··· Material to process
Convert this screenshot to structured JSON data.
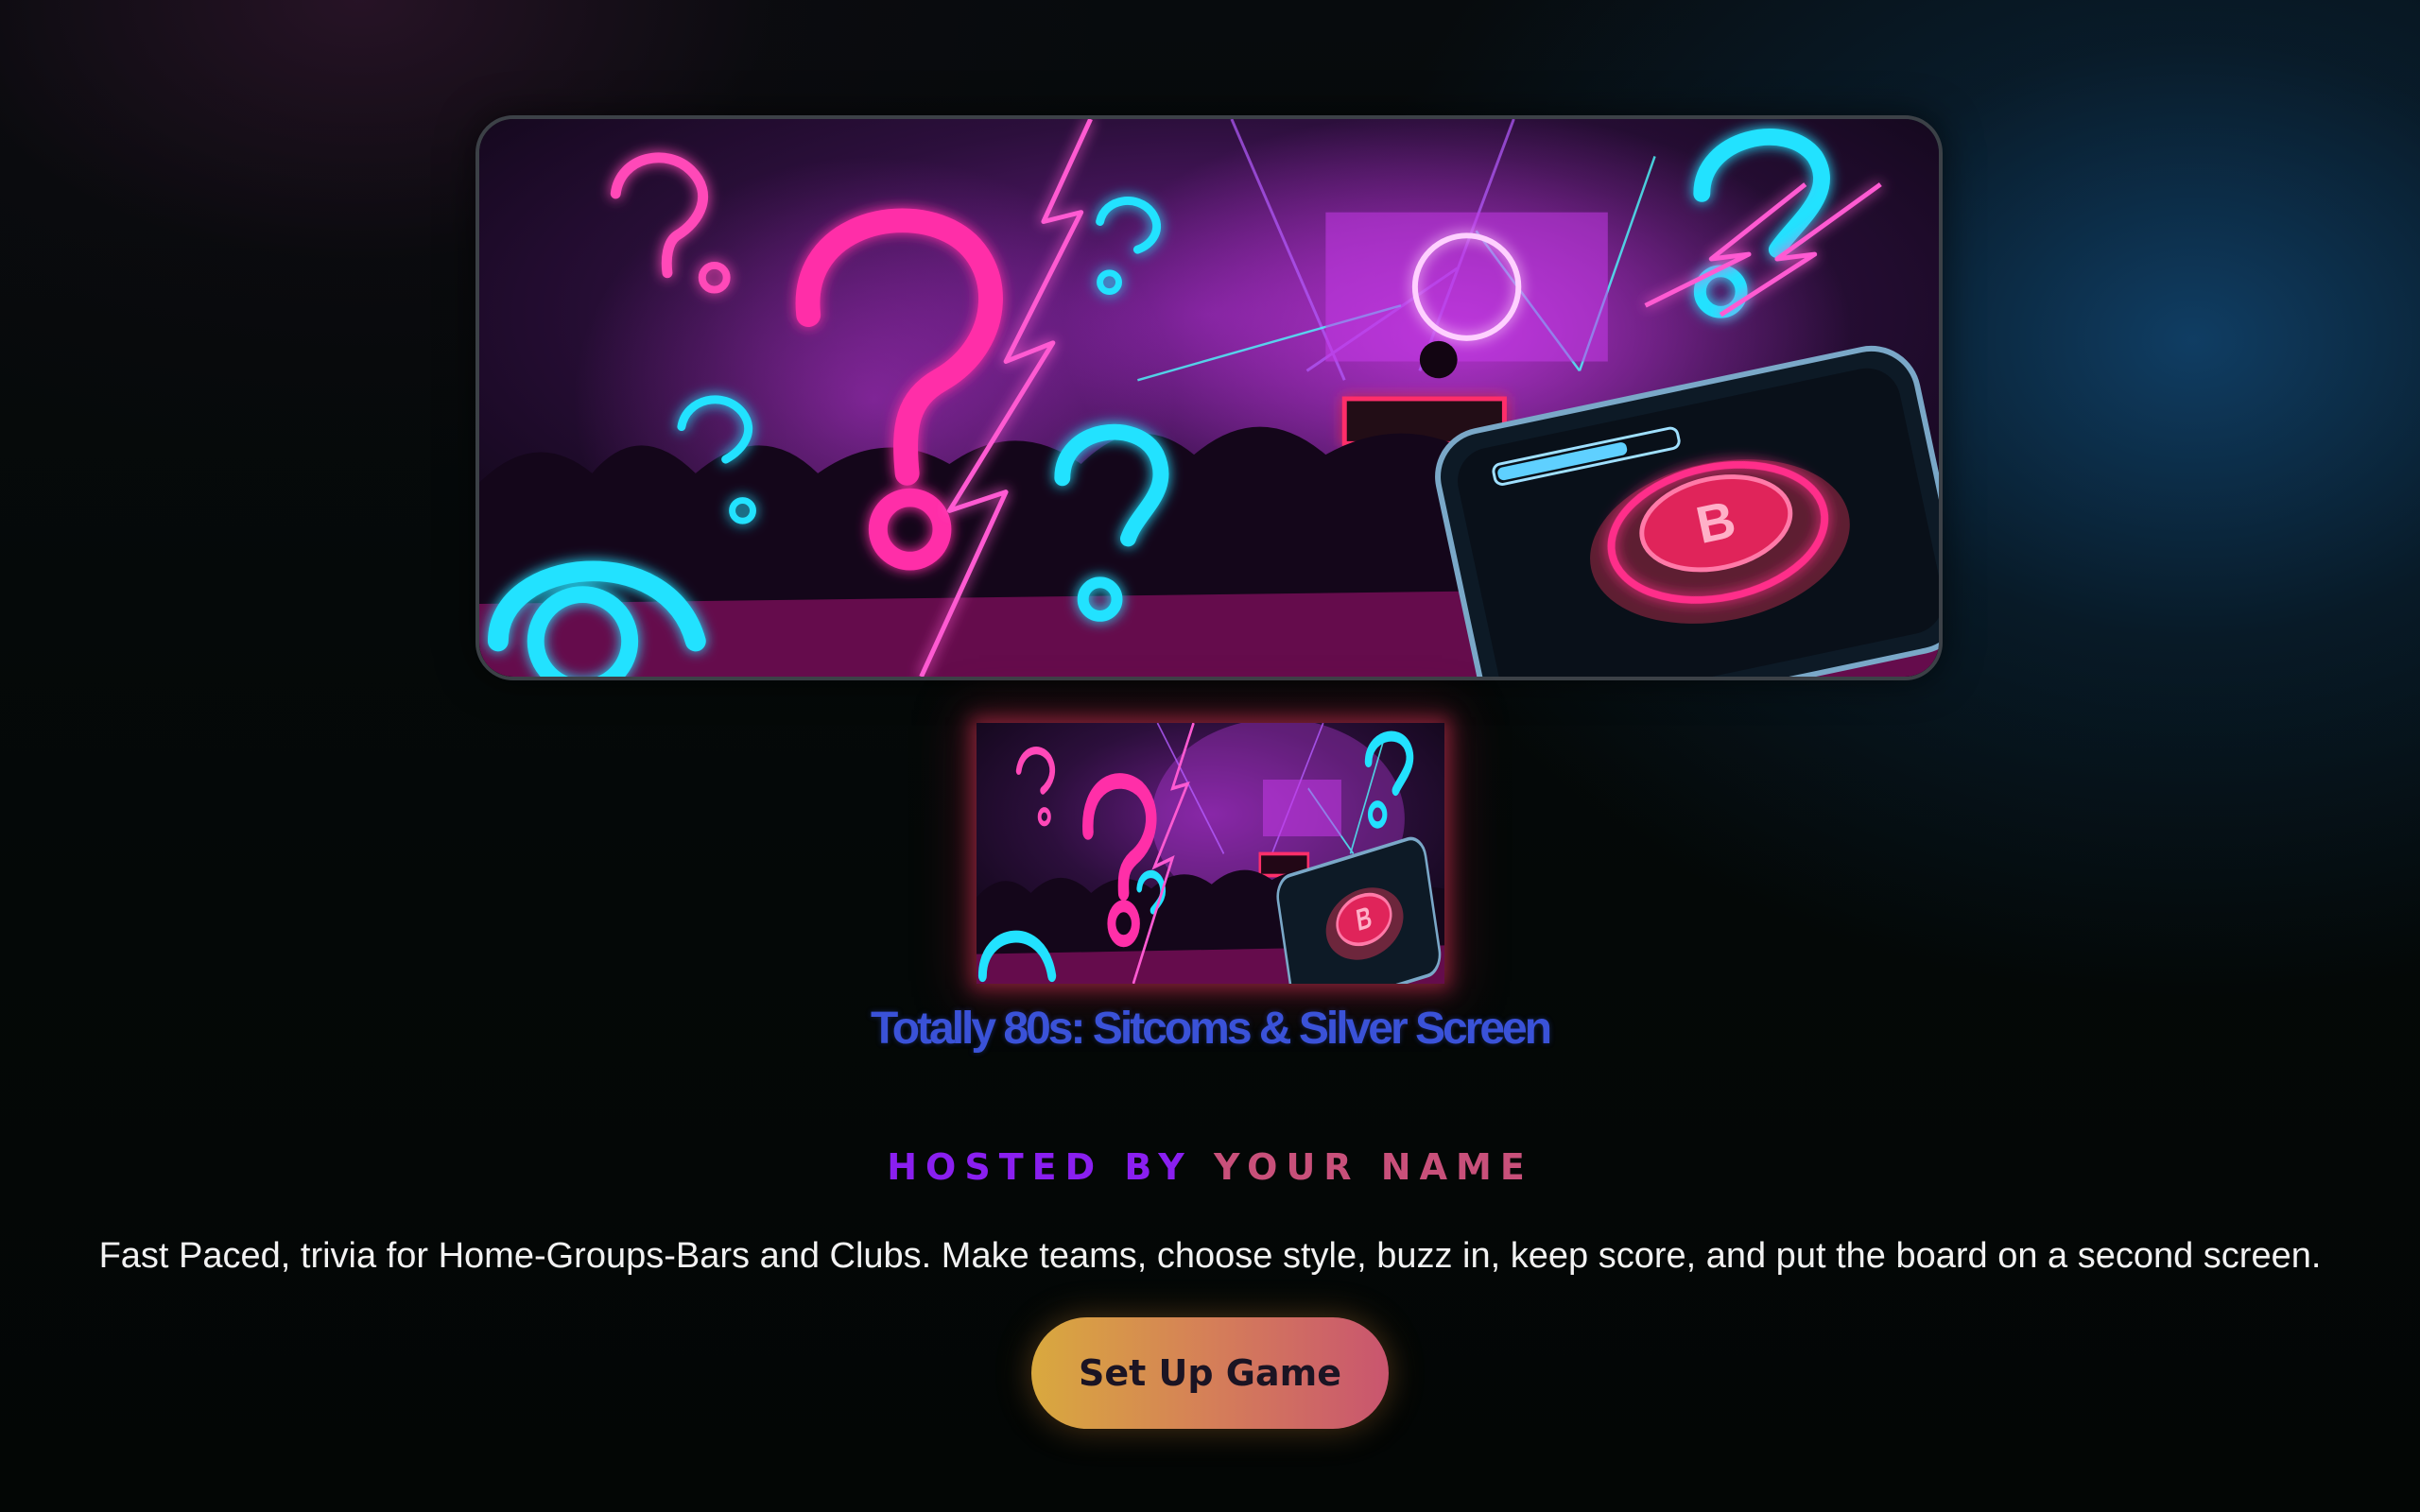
{
  "game": {
    "title": "Totally 80s: Sitcoms & Silver Screen",
    "hosted_by_label": "HOSTED BY",
    "host_name": "YOUR NAME",
    "description": "Fast Paced, trivia for Home-Groups-Bars and Clubs. Make teams, choose style, buzz in, keep score, and put the board on a second screen.",
    "cta_label": "Set Up Game"
  },
  "artwork": {
    "subject": "neon question marks, nightclub crowd, smartphone buzzer",
    "buzzer_letter": "B"
  },
  "colors": {
    "title": "#3a52d8",
    "hosted_by": "#8a1ff0",
    "host_name": "#c8507a",
    "neon_pink": "#ff2fa8",
    "neon_cyan": "#22e2ff",
    "button_start": "#d9a93e",
    "button_end": "#c9556f"
  }
}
······
Print the entries above exactly, taking out only the pictures.

Result below:
Convert this screenshot to structured JSON data.
{
  "game": {
    "title": "Totally 80s: Sitcoms & Silver Screen",
    "hosted_by_label": "HOSTED BY",
    "host_name": "YOUR NAME",
    "description": "Fast Paced, trivia for Home-Groups-Bars and Clubs. Make teams, choose style, buzz in, keep score, and put the board on a second screen.",
    "cta_label": "Set Up Game"
  },
  "artwork": {
    "subject": "neon question marks, nightclub crowd, smartphone buzzer",
    "buzzer_letter": "B"
  },
  "colors": {
    "title": "#3a52d8",
    "hosted_by": "#8a1ff0",
    "host_name": "#c8507a",
    "neon_pink": "#ff2fa8",
    "neon_cyan": "#22e2ff",
    "button_start": "#d9a93e",
    "button_end": "#c9556f"
  }
}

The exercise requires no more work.